Provided passage:
__________

Motivation

TODO

Methodology

Initial exploration: Cross Correlation

Our first approach to this DAP looked at the relationship between the indicator and the signal more generally. We first used cross correlation analysis on the time series to identify the relationship between indicators and cases across a time period. For two time series \(y, x \in \mathbb{R}^T\), cross-correlation is defined as:

\[\max_{i} Corr(y_{i+1,\cdots, T}, x_{1, \cdots, T-i}),\] and measures the maximum Pearson correlation between the two as a result of lagging one by the amount of \(i\).

We calculated the cross-correlation and the optimal lag in each county. An example of this data over all observed counties for the Drs Visits indicator signal:

An example of this data over all observed counties for the Drs Visits indicator signal: cross_correlation_plot

This exploratory analysis hints at a predictive relationship; that indicators, observed in advance, can have high correlation with case counts. However, this is a more general analysis than our project’s goal, which is dealing with periods of increase specifically, rather then the general relationship between two signals. The main analysis in the project aims for a more specific focus on sharp upswings in cases, something significant within a county, and of particular public health importance, as well as of practical importance for modeling and forecasting. We want to analyze the leading-ness of a signficant indicator rise in relation to a significant case rise. To do this, we need to define and find periods of significant rise in these signals.

Identifying Rises in Signals

In order to ascertain leading-ness of an indicator, we want to determine whether the indicator began to rise significantly before cases began to rise significantly.

As a core component of this analysis, we need methodology to accurately identify significant rises, given a single time series of an indicator. This is non-trivial, since the data is quite noisy at the county level, and clean rise/drops are rare.

__________

Data records:
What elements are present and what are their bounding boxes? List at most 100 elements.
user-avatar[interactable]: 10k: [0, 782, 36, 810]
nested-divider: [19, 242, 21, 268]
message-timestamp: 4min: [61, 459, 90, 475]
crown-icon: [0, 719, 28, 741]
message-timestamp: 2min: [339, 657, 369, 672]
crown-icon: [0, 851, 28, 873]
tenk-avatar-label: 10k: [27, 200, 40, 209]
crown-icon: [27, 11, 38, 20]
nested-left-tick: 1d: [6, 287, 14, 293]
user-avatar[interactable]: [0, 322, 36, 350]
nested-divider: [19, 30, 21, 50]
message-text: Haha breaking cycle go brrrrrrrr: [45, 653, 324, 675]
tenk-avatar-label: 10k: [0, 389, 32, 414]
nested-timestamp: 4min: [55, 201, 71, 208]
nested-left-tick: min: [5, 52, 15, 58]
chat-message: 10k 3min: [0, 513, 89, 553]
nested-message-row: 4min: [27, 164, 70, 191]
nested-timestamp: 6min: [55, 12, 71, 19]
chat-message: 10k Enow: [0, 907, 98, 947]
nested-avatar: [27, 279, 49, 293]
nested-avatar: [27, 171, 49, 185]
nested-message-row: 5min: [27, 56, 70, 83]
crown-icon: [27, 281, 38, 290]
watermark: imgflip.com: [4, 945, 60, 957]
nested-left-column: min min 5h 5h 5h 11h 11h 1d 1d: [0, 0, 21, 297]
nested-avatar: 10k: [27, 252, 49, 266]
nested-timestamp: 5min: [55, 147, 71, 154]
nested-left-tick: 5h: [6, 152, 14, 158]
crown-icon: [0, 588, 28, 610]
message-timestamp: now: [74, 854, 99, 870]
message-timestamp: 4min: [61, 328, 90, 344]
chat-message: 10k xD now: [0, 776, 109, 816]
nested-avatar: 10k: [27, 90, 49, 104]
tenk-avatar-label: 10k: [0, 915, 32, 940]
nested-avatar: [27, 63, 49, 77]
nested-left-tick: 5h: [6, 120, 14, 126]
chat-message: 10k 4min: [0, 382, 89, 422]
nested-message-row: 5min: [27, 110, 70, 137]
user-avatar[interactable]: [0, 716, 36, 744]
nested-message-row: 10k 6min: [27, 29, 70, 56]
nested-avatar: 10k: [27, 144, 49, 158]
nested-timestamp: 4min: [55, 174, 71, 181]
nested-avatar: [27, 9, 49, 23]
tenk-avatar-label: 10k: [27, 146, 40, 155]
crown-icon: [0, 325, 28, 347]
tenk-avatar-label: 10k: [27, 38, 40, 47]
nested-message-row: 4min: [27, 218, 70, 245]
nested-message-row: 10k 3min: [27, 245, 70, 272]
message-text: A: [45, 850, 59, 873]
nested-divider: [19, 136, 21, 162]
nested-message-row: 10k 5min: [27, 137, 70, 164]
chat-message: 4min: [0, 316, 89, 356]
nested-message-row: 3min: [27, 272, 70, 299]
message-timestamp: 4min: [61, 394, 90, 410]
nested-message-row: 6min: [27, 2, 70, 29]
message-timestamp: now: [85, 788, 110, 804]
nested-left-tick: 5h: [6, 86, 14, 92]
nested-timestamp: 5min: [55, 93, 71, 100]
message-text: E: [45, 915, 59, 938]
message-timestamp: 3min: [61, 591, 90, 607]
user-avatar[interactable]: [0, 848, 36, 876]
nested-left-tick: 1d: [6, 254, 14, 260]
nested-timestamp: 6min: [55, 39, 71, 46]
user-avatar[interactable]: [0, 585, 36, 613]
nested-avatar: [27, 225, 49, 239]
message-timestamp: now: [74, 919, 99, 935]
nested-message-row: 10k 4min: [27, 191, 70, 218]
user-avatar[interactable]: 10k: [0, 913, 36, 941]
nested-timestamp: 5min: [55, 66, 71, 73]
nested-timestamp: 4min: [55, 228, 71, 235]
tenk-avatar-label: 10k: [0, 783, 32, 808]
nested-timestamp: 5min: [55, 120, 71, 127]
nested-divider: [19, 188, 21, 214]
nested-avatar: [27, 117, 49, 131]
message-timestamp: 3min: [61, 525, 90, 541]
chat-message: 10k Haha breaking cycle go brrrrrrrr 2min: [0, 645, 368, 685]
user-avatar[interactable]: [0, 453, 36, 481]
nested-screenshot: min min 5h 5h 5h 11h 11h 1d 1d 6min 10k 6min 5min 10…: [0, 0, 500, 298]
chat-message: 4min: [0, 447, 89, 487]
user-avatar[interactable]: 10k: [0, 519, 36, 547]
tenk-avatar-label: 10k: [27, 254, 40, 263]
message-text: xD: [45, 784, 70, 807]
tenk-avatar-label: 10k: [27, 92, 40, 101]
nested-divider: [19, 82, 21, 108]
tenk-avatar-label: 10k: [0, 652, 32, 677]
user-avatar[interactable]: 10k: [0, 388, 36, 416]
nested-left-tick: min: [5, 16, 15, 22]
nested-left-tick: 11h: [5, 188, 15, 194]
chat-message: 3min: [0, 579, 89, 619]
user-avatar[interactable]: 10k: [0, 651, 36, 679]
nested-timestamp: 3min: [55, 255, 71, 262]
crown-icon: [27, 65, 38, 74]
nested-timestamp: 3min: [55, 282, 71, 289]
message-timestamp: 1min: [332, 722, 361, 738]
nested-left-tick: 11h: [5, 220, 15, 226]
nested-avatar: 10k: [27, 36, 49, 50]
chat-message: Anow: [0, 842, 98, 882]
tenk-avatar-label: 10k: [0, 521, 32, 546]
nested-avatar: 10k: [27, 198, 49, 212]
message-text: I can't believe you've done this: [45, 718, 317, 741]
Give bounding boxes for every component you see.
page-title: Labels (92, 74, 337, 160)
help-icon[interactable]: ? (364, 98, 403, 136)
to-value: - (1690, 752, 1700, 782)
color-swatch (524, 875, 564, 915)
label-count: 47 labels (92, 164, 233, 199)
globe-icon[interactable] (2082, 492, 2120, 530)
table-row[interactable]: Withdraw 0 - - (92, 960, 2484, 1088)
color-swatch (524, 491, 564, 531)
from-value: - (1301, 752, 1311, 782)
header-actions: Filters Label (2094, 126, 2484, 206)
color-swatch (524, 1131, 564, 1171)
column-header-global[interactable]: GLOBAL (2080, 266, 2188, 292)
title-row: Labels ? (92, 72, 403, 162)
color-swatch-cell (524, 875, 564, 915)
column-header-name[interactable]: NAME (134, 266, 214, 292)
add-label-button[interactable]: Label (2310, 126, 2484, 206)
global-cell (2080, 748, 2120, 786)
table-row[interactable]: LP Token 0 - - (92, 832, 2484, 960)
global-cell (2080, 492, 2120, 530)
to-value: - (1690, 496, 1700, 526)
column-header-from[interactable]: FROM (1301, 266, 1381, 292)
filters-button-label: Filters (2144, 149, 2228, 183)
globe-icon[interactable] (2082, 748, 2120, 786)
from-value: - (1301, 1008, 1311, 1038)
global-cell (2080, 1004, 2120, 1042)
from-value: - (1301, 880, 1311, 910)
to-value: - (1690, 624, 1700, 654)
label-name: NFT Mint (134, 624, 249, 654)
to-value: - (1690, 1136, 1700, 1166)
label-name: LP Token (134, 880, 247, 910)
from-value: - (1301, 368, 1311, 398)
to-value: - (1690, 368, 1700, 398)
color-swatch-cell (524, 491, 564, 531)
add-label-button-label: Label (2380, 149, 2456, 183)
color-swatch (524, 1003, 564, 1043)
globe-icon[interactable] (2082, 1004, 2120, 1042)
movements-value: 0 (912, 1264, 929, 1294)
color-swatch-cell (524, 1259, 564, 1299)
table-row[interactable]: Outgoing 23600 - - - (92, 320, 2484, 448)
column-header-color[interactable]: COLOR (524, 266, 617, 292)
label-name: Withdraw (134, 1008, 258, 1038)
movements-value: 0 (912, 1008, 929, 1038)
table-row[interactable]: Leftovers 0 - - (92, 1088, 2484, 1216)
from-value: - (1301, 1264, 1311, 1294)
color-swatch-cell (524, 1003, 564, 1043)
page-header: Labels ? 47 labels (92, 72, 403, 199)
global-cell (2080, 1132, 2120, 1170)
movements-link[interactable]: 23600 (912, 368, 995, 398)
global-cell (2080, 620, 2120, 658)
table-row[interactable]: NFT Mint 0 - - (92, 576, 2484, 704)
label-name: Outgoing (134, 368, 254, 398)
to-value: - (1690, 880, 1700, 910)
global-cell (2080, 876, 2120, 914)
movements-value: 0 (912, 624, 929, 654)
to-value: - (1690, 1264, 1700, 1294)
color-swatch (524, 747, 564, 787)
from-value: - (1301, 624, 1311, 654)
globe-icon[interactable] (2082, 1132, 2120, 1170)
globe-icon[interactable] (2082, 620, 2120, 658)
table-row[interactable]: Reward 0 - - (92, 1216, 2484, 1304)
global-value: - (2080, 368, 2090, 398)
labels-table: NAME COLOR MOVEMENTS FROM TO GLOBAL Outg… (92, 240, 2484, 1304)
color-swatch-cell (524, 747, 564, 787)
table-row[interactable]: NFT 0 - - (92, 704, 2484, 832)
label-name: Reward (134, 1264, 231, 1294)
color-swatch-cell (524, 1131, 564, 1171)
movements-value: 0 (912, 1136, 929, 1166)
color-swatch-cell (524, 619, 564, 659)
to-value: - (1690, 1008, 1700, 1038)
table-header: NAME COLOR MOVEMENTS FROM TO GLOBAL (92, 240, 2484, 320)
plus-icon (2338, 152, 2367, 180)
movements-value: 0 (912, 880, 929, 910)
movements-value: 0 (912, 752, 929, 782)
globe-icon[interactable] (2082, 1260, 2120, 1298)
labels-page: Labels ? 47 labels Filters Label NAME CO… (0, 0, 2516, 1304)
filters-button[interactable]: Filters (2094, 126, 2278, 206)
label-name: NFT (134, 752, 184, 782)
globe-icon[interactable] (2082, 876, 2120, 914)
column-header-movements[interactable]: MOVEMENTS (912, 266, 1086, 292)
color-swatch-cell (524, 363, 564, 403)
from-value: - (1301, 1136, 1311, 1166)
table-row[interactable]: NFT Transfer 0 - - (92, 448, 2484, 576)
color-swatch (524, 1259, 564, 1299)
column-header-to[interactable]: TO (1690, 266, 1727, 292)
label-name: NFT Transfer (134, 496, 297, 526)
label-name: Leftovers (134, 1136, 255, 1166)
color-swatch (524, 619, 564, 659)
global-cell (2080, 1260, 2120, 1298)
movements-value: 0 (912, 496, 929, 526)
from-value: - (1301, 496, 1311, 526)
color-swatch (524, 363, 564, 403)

__________

Work request 1:
In the write-up on indicator leading-ness, why is identifying significant rises in a single indicator time series described as non-trivial?
Work request 2:
Write the next part of the write-up on whether indicators lead case counts, picking up after its final sentence.

Written response 1:
The data is quite noisy at the county level, and clean rises and drops are rare.

Written response 2:
Starting at the Peak
At first we experimented with finding the peak of a signal in a given time period and identifying the closest local minimum that precedes the peak. However this is not always the point at which the signal actually begins to rise (could be caught in a shallow local minimum), and does not gaurantee the rise would be a lengthy or a steep one. This method also only picks one rise period for a signal for every county for the given time period, which isn’t always reflective of the signal’s actual behavior.

Best Fit Line
One option we tried was calculating a line of best fit for the signal for fixed time periods within a larger time period. For example, calculating a line of best fit for every 21 day window within a 3 month window and choosing the period that has the highest slope as the most significant rise period in that county for that signal.

  • Where this worked well:
    • This method finds periods of consistent rise, not allowing the signal to vary a lot between the beginning and ending points of the rise period.
  • Where this had drawbacks:
    • Many times this method only selects the larger end of a rise, since the window is a fixed size, and leaves out where the rise starts.
    • This method also only allows for one rise per time period/county.

Example plot

best_fit_plot


Estimated Derivative
We then tried using multiple different derivative estimate methods to identify periods where the estimated derivative at each point is over a certain threshold.

  • Where this worked well:
    • It can find smaller periods of continuous rise that are flexible in length.
    • It allows for multiple periods of rise per time period.
  • Where this had drawbacks:
    • Using a large fixed window size (14 or 21 days) in the derivative estimation function means that many identified points are actually within a decreasing period after a rise.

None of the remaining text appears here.